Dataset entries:
────────────────

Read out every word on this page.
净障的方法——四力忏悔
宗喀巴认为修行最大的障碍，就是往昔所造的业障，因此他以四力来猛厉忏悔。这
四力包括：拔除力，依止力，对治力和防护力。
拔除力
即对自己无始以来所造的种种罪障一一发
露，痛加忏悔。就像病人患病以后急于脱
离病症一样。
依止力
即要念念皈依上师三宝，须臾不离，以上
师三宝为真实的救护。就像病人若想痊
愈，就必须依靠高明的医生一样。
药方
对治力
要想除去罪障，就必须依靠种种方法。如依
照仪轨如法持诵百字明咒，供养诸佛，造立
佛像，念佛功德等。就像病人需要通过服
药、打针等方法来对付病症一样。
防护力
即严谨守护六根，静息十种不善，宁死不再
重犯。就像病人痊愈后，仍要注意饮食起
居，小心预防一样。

────────────────

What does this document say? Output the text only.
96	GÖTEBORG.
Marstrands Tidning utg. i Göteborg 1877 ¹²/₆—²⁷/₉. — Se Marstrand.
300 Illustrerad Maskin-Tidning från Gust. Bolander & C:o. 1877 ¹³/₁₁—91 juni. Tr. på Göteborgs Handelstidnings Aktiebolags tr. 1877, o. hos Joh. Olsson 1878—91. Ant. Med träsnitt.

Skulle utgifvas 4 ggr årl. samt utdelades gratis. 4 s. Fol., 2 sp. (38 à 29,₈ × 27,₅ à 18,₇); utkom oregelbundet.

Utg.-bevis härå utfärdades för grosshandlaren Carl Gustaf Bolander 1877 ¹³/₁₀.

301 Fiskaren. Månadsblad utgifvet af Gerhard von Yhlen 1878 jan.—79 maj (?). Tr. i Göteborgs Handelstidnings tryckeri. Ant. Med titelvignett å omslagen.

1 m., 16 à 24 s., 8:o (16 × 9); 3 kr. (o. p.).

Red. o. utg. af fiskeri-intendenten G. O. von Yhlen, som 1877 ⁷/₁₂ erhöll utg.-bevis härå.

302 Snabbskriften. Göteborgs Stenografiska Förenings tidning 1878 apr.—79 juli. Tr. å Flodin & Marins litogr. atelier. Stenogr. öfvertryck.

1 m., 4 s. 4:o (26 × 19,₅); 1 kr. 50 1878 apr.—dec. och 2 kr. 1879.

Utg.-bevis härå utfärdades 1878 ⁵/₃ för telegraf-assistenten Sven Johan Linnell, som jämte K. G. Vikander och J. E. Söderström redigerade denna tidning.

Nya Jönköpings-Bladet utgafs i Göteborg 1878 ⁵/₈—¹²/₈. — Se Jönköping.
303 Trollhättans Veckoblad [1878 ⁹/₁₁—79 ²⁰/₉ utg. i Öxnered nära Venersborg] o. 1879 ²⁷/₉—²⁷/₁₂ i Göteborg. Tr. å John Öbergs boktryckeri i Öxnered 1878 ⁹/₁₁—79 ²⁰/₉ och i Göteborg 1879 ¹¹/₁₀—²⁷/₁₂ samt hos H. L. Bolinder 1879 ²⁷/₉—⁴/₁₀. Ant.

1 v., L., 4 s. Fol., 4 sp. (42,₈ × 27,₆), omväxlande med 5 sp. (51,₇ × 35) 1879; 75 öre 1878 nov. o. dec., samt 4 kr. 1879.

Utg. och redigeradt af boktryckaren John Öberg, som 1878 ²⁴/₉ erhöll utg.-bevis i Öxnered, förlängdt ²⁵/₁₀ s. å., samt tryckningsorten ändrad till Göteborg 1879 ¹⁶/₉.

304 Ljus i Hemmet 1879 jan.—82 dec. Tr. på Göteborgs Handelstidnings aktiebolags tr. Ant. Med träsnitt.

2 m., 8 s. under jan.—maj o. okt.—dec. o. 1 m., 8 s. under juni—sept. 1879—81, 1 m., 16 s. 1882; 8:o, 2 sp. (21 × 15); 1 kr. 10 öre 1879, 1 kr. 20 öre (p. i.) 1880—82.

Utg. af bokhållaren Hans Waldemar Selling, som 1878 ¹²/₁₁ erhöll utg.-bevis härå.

────────────────

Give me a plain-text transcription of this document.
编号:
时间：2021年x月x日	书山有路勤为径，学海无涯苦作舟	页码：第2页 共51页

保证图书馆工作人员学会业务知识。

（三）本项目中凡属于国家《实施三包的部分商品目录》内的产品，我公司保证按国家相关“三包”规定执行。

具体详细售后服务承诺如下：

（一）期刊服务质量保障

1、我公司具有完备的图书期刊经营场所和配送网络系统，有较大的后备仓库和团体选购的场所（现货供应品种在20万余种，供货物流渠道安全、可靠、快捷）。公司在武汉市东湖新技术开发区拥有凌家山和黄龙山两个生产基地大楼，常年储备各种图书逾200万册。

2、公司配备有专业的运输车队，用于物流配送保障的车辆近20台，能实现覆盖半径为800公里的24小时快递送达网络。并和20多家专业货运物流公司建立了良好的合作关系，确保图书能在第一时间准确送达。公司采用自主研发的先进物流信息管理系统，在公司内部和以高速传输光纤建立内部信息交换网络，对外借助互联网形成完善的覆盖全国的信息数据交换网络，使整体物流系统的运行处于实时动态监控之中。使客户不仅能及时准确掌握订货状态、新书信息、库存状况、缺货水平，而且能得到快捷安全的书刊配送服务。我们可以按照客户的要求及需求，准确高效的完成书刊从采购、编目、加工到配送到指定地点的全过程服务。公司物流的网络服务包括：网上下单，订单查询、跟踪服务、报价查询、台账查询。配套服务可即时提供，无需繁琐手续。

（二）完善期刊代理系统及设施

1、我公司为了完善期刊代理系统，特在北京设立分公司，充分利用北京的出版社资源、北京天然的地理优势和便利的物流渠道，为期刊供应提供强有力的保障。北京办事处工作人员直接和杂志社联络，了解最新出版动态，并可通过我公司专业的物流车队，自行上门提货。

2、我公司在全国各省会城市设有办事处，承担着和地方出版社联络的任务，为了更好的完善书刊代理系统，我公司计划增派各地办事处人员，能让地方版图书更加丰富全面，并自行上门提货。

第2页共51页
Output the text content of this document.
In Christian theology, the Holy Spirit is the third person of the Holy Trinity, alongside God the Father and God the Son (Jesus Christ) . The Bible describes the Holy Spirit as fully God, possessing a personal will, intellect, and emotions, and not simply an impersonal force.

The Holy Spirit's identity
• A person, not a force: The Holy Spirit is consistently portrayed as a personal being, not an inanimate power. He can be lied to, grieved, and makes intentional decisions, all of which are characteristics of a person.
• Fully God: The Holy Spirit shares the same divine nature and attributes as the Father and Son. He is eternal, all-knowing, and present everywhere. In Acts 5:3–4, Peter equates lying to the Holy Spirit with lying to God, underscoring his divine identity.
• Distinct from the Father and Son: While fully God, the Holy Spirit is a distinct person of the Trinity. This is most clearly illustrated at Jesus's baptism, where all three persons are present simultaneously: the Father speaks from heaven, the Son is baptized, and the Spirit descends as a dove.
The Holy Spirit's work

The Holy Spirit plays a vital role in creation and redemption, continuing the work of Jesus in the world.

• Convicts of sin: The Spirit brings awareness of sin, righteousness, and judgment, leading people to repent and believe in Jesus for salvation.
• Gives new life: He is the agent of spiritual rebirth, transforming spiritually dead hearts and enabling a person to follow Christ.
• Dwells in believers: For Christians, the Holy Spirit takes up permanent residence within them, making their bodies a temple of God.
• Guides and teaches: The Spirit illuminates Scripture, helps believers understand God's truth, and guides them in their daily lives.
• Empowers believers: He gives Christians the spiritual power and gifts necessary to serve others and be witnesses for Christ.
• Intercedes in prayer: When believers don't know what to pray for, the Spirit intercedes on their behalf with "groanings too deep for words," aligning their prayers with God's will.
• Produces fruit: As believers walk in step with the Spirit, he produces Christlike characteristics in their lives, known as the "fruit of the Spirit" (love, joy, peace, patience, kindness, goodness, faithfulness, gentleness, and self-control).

────────────────

(Requirement): Pick out every line of the listing containing the word "document", and show those lines.

(Response to the exercise):
What does this document say? Output the text only.
Give me a plain-text transcription of this document.
Output the text content of this document.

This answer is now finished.